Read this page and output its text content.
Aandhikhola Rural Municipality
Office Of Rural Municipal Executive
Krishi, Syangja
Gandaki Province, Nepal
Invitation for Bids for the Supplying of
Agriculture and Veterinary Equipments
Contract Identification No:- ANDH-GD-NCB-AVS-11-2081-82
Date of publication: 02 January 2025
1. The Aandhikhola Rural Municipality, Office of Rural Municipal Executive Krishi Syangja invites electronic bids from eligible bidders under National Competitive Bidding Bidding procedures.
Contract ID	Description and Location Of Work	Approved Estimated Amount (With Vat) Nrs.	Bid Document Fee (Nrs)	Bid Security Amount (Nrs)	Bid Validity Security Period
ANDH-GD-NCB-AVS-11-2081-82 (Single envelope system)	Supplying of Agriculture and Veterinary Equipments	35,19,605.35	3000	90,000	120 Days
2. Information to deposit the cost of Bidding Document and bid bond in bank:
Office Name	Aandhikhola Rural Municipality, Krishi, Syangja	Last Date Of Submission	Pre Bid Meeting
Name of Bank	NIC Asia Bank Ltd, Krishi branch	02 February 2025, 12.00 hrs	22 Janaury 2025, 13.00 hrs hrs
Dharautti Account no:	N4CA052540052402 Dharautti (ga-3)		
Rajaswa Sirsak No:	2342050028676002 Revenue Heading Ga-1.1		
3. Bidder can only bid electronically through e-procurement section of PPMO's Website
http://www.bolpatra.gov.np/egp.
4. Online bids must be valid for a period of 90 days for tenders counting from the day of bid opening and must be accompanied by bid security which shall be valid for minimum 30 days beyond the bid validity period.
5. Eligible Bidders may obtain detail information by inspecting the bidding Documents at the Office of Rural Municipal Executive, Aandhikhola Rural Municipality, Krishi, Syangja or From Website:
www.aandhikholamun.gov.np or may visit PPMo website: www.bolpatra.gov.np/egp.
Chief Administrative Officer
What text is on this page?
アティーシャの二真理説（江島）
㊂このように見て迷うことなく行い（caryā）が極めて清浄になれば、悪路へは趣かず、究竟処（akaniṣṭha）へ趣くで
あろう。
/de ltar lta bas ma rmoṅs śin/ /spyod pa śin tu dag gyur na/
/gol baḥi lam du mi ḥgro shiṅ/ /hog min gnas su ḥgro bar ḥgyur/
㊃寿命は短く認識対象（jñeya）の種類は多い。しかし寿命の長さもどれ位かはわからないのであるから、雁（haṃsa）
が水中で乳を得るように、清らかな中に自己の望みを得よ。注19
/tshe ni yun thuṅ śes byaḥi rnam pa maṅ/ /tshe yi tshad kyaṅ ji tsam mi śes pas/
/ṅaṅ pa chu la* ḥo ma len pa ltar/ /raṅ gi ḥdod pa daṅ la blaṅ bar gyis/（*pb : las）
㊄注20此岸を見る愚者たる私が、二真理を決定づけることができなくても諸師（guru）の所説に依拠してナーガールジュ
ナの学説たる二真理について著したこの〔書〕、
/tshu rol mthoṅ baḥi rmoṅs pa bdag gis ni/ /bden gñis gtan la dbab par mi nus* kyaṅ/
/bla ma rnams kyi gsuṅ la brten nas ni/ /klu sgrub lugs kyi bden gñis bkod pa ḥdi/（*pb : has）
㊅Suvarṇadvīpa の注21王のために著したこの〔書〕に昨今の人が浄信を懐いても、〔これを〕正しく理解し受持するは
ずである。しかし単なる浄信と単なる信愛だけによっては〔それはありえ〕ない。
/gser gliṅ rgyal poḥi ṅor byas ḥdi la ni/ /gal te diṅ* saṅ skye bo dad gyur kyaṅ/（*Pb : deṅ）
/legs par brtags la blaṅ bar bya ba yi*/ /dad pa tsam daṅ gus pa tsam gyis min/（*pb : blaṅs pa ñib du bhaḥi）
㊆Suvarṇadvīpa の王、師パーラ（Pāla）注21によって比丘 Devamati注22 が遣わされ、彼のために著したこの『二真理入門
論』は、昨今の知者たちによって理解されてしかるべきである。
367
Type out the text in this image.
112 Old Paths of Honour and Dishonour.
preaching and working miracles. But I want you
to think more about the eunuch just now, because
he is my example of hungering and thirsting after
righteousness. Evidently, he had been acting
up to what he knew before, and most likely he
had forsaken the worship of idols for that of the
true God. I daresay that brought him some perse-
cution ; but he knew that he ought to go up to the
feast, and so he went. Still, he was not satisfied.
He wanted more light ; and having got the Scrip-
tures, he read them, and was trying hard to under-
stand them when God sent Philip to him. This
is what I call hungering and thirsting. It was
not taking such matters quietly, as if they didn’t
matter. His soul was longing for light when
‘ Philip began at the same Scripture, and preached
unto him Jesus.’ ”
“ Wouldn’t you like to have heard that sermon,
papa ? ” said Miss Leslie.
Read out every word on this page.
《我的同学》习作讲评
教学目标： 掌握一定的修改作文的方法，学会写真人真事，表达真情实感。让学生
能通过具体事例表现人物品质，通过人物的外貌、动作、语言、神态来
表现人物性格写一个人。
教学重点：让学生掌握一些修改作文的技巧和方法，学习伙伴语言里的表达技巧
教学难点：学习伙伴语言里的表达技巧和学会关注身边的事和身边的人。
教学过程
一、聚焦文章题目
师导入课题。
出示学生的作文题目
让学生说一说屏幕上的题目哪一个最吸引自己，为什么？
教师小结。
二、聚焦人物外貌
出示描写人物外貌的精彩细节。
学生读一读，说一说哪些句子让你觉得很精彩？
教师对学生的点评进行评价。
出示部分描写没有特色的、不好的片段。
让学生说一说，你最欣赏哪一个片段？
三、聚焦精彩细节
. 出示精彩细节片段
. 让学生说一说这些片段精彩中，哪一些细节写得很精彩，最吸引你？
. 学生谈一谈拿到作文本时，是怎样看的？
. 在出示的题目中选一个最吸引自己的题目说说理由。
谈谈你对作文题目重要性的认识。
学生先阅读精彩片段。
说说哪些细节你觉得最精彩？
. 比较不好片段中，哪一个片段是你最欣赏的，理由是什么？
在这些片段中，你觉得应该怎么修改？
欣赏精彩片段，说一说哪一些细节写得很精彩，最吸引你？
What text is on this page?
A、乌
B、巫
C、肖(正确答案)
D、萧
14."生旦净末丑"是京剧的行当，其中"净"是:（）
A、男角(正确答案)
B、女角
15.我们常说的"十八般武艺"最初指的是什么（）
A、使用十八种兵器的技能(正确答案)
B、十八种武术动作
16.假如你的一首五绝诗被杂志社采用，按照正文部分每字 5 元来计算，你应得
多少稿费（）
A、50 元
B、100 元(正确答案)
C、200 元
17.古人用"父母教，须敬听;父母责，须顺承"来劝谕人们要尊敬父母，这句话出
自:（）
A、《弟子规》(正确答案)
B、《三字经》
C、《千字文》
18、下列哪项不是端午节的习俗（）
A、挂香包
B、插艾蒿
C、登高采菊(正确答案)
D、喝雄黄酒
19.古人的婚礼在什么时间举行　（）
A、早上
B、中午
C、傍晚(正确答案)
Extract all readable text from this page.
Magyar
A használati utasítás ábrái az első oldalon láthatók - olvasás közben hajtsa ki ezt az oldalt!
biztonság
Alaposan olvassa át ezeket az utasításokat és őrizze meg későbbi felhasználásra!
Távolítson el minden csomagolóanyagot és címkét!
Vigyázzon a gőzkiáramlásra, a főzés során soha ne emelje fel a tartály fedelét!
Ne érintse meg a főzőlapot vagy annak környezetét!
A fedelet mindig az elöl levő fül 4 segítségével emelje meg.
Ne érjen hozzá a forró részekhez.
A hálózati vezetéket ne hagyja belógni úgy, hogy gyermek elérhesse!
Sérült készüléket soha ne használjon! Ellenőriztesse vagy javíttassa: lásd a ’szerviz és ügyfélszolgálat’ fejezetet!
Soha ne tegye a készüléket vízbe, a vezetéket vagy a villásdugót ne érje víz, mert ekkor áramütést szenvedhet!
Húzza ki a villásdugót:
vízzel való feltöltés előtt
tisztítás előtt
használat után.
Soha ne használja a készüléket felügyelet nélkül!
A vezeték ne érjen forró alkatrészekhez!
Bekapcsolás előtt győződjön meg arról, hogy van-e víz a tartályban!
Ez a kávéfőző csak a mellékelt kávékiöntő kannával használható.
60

+ + + +

Your instructions
Gather and return every line that holds the string "Agriculture".

Result for this exercise
Agriculture and Veterinary Equipments
ANDH-GD-NCB-AVS-11-2081-82 (Single envelope system)	Supplying of Agriculture and Veterinary Equipments	35,19,605.35	3000	90,000	120 Days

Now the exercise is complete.